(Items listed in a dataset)

++++

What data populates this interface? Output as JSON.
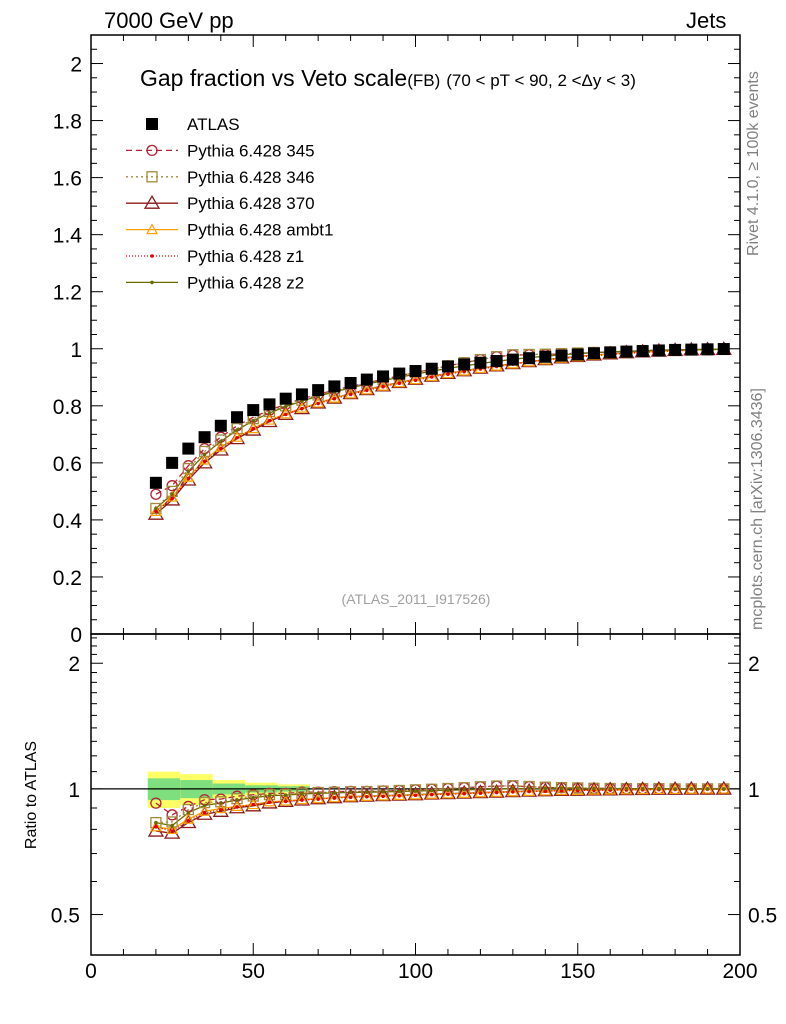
{
  "header": {
    "left": "7000 GeV pp",
    "right": "Jets"
  },
  "side_labels": {
    "rivet": "Rivet 4.1.0, ≥ 100k events",
    "mcplots": "mcplots.cern.ch [arXiv:1306.3436]"
  },
  "chart_data": {
    "type": "scatter",
    "title": "Gap fraction vs Veto scale",
    "title_tag": "(FB)",
    "subtitle": "(70 < pT <  90, 2 <Δy < 3)",
    "watermark": "(ATLAS_2011_I917526)",
    "xlabel": "",
    "ylabel_main": "",
    "ylabel_ratio": "Ratio to ATLAS",
    "xlim": [
      0,
      200
    ],
    "ylim_main": [
      0,
      2.1
    ],
    "ylim_ratio": [
      0.4,
      2.35
    ],
    "x_ticks": [
      "0",
      "50",
      "100",
      "150",
      "200"
    ],
    "y_ticks_main": [
      "0",
      "0.2",
      "0.4",
      "0.6",
      "0.8",
      "1",
      "1.2",
      "1.4",
      "1.6",
      "1.8",
      "2"
    ],
    "y_ticks_ratio": [
      "0.5",
      "1",
      "2"
    ],
    "x": [
      20,
      25,
      30,
      35,
      40,
      45,
      50,
      55,
      60,
      65,
      70,
      75,
      80,
      85,
      90,
      95,
      100,
      105,
      110,
      115,
      120,
      125,
      130,
      135,
      140,
      145,
      150,
      155,
      160,
      165,
      170,
      175,
      180,
      185,
      190,
      195
    ],
    "data": {
      "name": "ATLAS",
      "color": "#000000",
      "values": [
        0.53,
        0.6,
        0.65,
        0.69,
        0.73,
        0.76,
        0.785,
        0.805,
        0.825,
        0.84,
        0.855,
        0.868,
        0.88,
        0.892,
        0.903,
        0.913,
        0.922,
        0.93,
        0.938,
        0.945,
        0.951,
        0.957,
        0.962,
        0.967,
        0.972,
        0.976,
        0.98,
        0.984,
        0.987,
        0.99,
        0.992,
        0.994,
        0.996,
        0.997,
        0.998,
        0.999
      ]
    },
    "series": [
      {
        "name": "Pythia 6.428 345",
        "color": "#b22234",
        "marker": "circle",
        "dash": "6,4",
        "values": [
          0.49,
          0.52,
          0.59,
          0.65,
          0.69,
          0.73,
          0.76,
          0.785,
          0.805,
          0.825,
          0.84,
          0.855,
          0.868,
          0.88,
          0.893,
          0.905,
          0.917,
          0.928,
          0.94,
          0.951,
          0.962,
          0.972,
          0.978,
          0.979,
          0.98,
          0.982,
          0.984,
          0.987,
          0.989,
          0.991,
          0.993,
          0.995,
          0.996,
          0.997,
          0.998,
          0.999
        ]
      },
      {
        "name": "Pythia 6.428 346",
        "color": "#a08a3c",
        "marker": "square",
        "dash": "2,3",
        "values": [
          0.44,
          0.5,
          0.58,
          0.64,
          0.68,
          0.72,
          0.755,
          0.78,
          0.8,
          0.82,
          0.838,
          0.852,
          0.866,
          0.879,
          0.892,
          0.905,
          0.917,
          0.928,
          0.94,
          0.951,
          0.962,
          0.972,
          0.979,
          0.98,
          0.981,
          0.983,
          0.985,
          0.987,
          0.989,
          0.991,
          0.993,
          0.995,
          0.996,
          0.997,
          0.998,
          0.999
        ]
      },
      {
        "name": "Pythia 6.428 370",
        "color": "#8b1a1a",
        "marker": "triangle",
        "dash": "",
        "values": [
          0.42,
          0.47,
          0.54,
          0.6,
          0.645,
          0.685,
          0.715,
          0.745,
          0.77,
          0.79,
          0.81,
          0.827,
          0.843,
          0.857,
          0.87,
          0.882,
          0.893,
          0.904,
          0.914,
          0.923,
          0.932,
          0.94,
          0.948,
          0.955,
          0.962,
          0.968,
          0.973,
          0.978,
          0.982,
          0.986,
          0.989,
          0.992,
          0.994,
          0.996,
          0.997,
          0.998
        ]
      },
      {
        "name": "Pythia 6.428 ambt1",
        "color": "#ff9f00",
        "marker": "triangle-small",
        "dash": "",
        "values": [
          0.43,
          0.48,
          0.55,
          0.61,
          0.655,
          0.69,
          0.72,
          0.75,
          0.772,
          0.792,
          0.81,
          0.827,
          0.842,
          0.856,
          0.869,
          0.881,
          0.892,
          0.903,
          0.913,
          0.922,
          0.931,
          0.939,
          0.947,
          0.954,
          0.961,
          0.967,
          0.972,
          0.977,
          0.981,
          0.985,
          0.988,
          0.991,
          0.993,
          0.995,
          0.997,
          0.998
        ]
      },
      {
        "name": "Pythia 6.428 z1",
        "color": "#e00000",
        "marker": "dot",
        "dash": "1,2",
        "values": [
          0.43,
          0.475,
          0.545,
          0.605,
          0.65,
          0.688,
          0.72,
          0.748,
          0.77,
          0.79,
          0.808,
          0.825,
          0.84,
          0.854,
          0.867,
          0.879,
          0.89,
          0.901,
          0.911,
          0.92,
          0.929,
          0.938,
          0.946,
          0.953,
          0.96,
          0.966,
          0.971,
          0.976,
          0.98,
          0.984,
          0.987,
          0.99,
          0.993,
          0.995,
          0.997,
          0.998
        ]
      },
      {
        "name": "Pythia 6.428 z2",
        "color": "#6b6b00",
        "marker": "dot",
        "dash": "",
        "values": [
          0.44,
          0.49,
          0.57,
          0.63,
          0.675,
          0.715,
          0.748,
          0.775,
          0.797,
          0.817,
          0.834,
          0.849,
          0.863,
          0.876,
          0.888,
          0.9,
          0.911,
          0.921,
          0.931,
          0.94,
          0.948,
          0.956,
          0.963,
          0.969,
          0.974,
          0.979,
          0.983,
          0.986,
          0.989,
          0.991,
          0.993,
          0.995,
          0.996,
          0.997,
          0.998,
          0.999
        ]
      }
    ],
    "ratio_band": {
      "name": "ATLAS uncertainty",
      "color_inner": "#7fdf7f",
      "color_outer": "#ffff66",
      "x_ranges": [
        [
          17.5,
          27.5
        ],
        [
          27.5,
          37.5
        ],
        [
          37.5,
          47.5
        ],
        [
          47.5,
          57.5
        ],
        [
          57.5,
          67.5
        ]
      ],
      "inner": [
        0.06,
        0.05,
        0.03,
        0.02,
        0.015
      ],
      "outer": [
        0.1,
        0.085,
        0.05,
        0.035,
        0.025
      ]
    }
  }
}
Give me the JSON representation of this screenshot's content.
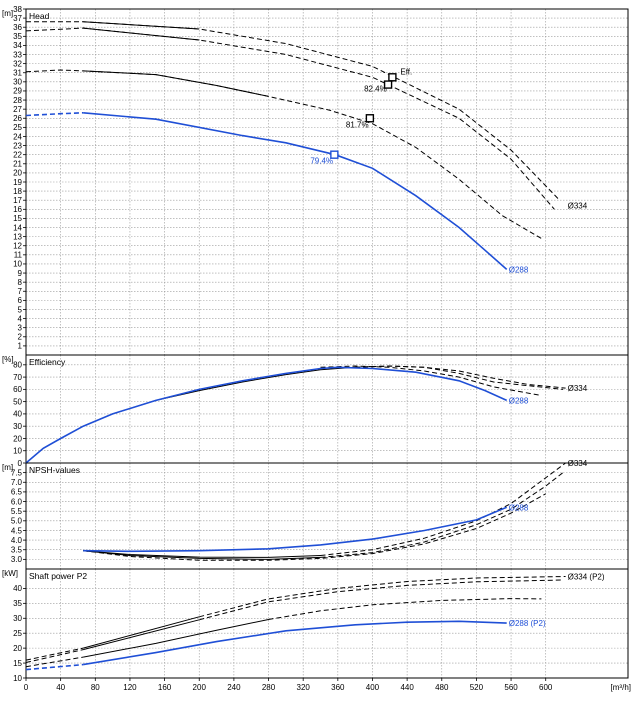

++++

■ **STATED TASK**
Select every line in the records above that contains the word "marker".

■ **SOLVED PROBLEM**
        "marker": "circle",
        "marker": "square",
        "marker": "triangle",
        "marker": "triangle-small",
        "marker": "dot",
        "marker": "dot",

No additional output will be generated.